::: Texto

O prefeito de Duque de Caxias, José Camilo Zito (PSDB-RJ), não permitiu que a quarta Parada Gay de Duque de Caxias, que seria realizada no domingo (11/10), fosse realizada. Cerca de 150 mil pessoas ficaram concentradas na Avenida Brigadeiro Lima e Silva, centro da cidade, para participarem do evento.
Segundo ativistas locais, o embargo não foi comunicado em nota oficial e sim verbalmente pelo Secretário de Segurança de Duque de Caxias por volta das 13h, momentos antes de a manifestação começar.
Em declaração à imprensa o prefeito disse que a parada gay "provoca cenas obscenas em via pública" e disse não ter nada contra a homossexualidade. Zito, como é chamada o prefeito, também disse que o cancelamento se deu porque a população de Duque de Caxias e as igrejas da cidade estão insatisfeitas com a realização do evento.
Carlos Minc, ministro do Meio Ambiente, esteve presente na manifestação. Para o ministro o episódio é perigoso e leva o Brasil de volta a tempos obscuros. "Soube que o prefeito autorizou a Marcha por Jesus e acaba de proibir uma das maiores manifestações populares do país. O tempo do obscurantismo ditatorial já acabou", declarou.

::::::
::: Material fornecido

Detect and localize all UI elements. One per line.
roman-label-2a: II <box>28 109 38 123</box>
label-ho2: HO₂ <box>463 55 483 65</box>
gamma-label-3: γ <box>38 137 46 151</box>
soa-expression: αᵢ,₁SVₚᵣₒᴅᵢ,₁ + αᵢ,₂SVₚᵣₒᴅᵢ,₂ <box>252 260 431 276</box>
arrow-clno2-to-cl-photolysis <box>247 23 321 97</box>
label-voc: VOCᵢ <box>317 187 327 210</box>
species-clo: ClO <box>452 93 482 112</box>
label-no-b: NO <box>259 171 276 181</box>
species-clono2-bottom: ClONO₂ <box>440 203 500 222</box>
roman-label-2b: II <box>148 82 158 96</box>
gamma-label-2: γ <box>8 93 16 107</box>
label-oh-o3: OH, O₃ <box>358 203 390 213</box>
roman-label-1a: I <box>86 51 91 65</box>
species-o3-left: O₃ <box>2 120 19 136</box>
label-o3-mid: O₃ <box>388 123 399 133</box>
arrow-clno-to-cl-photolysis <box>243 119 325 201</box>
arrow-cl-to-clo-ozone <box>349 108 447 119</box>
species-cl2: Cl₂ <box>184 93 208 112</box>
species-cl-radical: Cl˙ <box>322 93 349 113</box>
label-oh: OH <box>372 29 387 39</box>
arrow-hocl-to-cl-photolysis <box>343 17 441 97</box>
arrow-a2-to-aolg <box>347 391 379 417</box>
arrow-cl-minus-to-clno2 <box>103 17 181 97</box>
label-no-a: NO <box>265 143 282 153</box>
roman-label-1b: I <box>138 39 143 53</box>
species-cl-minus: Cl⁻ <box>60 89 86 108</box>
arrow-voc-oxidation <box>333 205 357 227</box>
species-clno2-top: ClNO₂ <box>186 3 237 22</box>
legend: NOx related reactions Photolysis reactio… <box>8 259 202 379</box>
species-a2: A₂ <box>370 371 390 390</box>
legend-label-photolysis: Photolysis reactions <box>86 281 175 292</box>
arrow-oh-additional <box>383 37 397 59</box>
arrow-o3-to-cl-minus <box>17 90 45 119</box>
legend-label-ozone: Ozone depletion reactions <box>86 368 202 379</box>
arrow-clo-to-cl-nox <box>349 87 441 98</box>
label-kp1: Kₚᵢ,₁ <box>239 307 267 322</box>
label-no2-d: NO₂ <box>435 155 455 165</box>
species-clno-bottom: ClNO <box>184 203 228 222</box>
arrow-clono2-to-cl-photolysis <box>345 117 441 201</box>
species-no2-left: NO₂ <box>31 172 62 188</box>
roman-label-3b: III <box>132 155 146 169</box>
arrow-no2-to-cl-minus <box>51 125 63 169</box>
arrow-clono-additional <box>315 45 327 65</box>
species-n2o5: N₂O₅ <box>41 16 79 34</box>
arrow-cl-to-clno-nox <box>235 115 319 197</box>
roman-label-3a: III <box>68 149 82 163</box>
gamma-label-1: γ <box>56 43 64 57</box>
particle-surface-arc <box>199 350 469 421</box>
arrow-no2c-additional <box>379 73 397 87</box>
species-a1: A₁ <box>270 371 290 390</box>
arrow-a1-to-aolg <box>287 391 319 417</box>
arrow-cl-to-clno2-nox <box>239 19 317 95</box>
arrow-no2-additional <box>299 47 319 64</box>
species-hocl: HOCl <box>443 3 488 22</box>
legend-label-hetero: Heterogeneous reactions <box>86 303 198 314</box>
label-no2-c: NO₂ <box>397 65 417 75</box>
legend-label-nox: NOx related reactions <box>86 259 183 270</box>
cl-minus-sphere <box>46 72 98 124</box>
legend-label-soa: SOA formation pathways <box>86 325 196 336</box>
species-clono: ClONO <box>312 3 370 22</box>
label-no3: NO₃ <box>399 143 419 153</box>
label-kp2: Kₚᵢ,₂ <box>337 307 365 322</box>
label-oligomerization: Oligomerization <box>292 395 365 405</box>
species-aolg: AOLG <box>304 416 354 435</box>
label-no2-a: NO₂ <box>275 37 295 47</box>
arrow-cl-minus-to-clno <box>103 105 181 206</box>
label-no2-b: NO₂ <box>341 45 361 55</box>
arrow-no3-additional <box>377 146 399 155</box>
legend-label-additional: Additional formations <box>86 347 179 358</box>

::::::

● **Lista de tarefas**:
a. Transcreva da notícia o trecho que começa em "O prefeito de" e termina em "realização do evento.".
b. Indique se cada afirmação abaixo está de acordo com a notícia, respondendo sim ou não e citando as palavras da notícia que decidem a resposta.
(i) O embargo foi comunicado em nota oficial.
(ii) Carlos Minc esteve presente na manifestação.
(iii) O prefeito declarou ter algo contra a homossexualidade.
c. Responda com base na notícia às perguntas a seguir.
(i) Em que avenida as pessoas ficaram concentradas?
(ii) Por volta de que horas o embargo foi comunicado?
(iii) Que cargo ocupa Carlos Minc?
As linhas não têm relação alguma com a notícia.

● **Respostas das tarefas**:
a.
O prefeito de Duque de Caxias, José Camilo Zito (PSDB-RJ), não permitiu que a quarta Parada Gay de Duque de Caxias, que seria realizada no domingo (11/10), fosse realizada. Cerca de 150 mil pessoas ficaram concentradas na Avenida Brigadeiro Lima e Silva, centro da cidade, para participarem do evento.
Segundo ativistas locais, o embargo não foi comunicado em nota oficial e sim verbalmente pelo Secretário de Segurança de Duque de Caxias por volta das 13h, momentos antes de a manifestação começar.
Em declaração à imprensa o prefeito disse que a parada gay "provoca cenas obscenas em via pública" e disse não ter nada contra a homossexualidade. Zito, como é chamada o prefeito, também disse que o cancelamento se deu porque a população de Duque de Caxias e as igrejas da cidade estão insatisfeitas com a realização do evento.

b.
(i) Não: "o embargo não foi comunicado em nota oficial e sim verbalmente pelo Secretário de Segurança de Duque de Caxias"
(ii) Sim: "Carlos Minc, ministro do Meio Ambiente, esteve presente na manifestação."
(iii) Não: "disse não ter nada contra a homossexualidade"

c.
(i) Na Avenida Brigadeiro Lima e Silva.
(ii) Por volta das 13h.
(iii) Ministro do Meio Ambiente.